■ OBJECTIVE:
Please write out the material that follows, exactly as it stands.

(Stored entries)
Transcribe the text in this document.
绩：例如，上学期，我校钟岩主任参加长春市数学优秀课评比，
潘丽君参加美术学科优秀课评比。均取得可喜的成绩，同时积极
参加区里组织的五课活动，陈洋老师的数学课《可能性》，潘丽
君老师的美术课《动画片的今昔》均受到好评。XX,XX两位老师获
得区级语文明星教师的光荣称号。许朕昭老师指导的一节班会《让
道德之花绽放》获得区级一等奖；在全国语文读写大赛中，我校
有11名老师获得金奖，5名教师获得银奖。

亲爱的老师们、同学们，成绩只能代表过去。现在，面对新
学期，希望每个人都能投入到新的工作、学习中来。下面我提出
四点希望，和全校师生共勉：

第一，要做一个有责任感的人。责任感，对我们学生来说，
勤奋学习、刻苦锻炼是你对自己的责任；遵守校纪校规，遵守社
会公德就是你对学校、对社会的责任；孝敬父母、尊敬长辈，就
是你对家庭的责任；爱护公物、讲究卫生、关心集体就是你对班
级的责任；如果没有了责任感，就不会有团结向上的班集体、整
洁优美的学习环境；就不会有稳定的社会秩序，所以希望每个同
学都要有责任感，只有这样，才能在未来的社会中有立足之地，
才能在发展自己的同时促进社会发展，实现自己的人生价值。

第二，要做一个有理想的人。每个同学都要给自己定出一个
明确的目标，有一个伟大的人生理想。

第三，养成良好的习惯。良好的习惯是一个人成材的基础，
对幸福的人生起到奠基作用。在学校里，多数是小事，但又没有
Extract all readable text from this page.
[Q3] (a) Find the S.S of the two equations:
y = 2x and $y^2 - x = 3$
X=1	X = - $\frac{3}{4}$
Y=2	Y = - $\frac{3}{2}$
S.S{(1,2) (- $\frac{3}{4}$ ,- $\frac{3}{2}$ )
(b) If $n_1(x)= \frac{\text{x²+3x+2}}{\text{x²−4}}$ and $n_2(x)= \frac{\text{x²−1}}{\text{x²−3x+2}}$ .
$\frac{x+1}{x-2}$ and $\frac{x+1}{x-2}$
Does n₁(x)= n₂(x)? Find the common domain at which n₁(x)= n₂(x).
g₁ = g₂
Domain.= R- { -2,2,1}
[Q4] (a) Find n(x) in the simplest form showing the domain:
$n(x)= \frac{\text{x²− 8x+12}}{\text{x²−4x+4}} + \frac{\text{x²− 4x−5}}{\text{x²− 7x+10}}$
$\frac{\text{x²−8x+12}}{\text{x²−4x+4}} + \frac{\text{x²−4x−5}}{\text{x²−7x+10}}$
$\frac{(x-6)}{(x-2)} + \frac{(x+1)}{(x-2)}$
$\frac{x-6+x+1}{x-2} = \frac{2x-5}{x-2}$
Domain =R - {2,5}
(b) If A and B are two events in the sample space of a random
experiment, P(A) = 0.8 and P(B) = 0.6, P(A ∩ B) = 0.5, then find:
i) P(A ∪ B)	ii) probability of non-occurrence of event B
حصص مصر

■ SOLUTION FOR THIS PROBLEM:
Transcribe the text in this document.
绩：例如，上学期，我校钟岩主任参加长春市数学优秀课评比，
潘丽君参加美术学科优秀课评比。均取得可喜的成绩，同时积极
参加区里组织的五课活动，陈洋老师的数学课《可能性》，潘丽
君老师的美术课《动画片的今昔》均受到好评。XX,XX两位老师获
得区级语文明星教师的光荣称号。许朕昭老师指导的一节班会《让
道德之花绽放》获得区级一等奖；在全国语文读写大赛中，我校
有11名老师获得金奖，5名教师获得银奖。

亲爱的老师们、同学们，成绩只能代表过去。现在，面对新
学期，希望每个人都能投入到新的工作、学习中来。下面我提出
四点希望，和全校师生共勉：

第一，要做一个有责任感的人。责任感，对我们学生来说，
勤奋学习、刻苦锻炼是你对自己的责任；遵守校纪校规，遵守社
会公德就是你对学校、对社会的责任；孝敬父母、尊敬长辈，就
是你对家庭的责任；爱护公物、讲究卫生、关心集体就是你对班
级的责任；如果没有了责任感，就不会有团结向上的班集体、整
洁优美的学习环境；就不会有稳定的社会秩序，所以希望每个同
学都要有责任感，只有这样，才能在未来的社会中有立足之地，
才能在发展自己的同时促进社会发展，实现自己的人生价值。

第二，要做一个有理想的人。每个同学都要给自己定出一个
明确的目标，有一个伟大的人生理想。

第三，养成良好的习惯。良好的习惯是一个人成材的基础，
对幸福的人生起到奠基作用。在学校里，多数是小事，但又没有
Extract all readable text from this page.
[Q3] (a) Find the S.S of the two equations:
y = 2x and $y^2 - x = 3$
X=1	X = - $\frac{3}{4}$
Y=2	Y = - $\frac{3}{2}$
S.S{(1,2) (- $\frac{3}{4}$ ,- $\frac{3}{2}$ )
(b) If $n_1(x)= \frac{\text{x²+3x+2}}{\text{x²−4}}$ and $n_2(x)= \frac{\text{x²−1}}{\text{x²−3x+2}}$ .
$\frac{x+1}{x-2}$ and $\frac{x+1}{x-2}$
Does n₁(x)= n₂(x)? Find the common domain at which n₁(x)= n₂(x).
g₁ = g₂
Domain.= R- { -2,2,1}
[Q4] (a) Find n(x) in the simplest form showing the domain:
$n(x)= \frac{\text{x²− 8x+12}}{\text{x²−4x+4}} + \frac{\text{x²− 4x−5}}{\text{x²− 7x+10}}$
$\frac{\text{x²−8x+12}}{\text{x²−4x+4}} + \frac{\text{x²−4x−5}}{\text{x²−7x+10}}$
$\frac{(x-6)}{(x-2)} + \frac{(x+1)}{(x-2)}$
$\frac{x-6+x+1}{x-2} = \frac{2x-5}{x-2}$
Domain =R - {2,5}
(b) If A and B are two events in the sample space of a random
experiment, P(A) = 0.8 and P(B) = 0.6, P(A ∩ B) = 0.5, then find:
i) P(A ∪ B)	ii) probability of non-occurrence of event B
حصص مصر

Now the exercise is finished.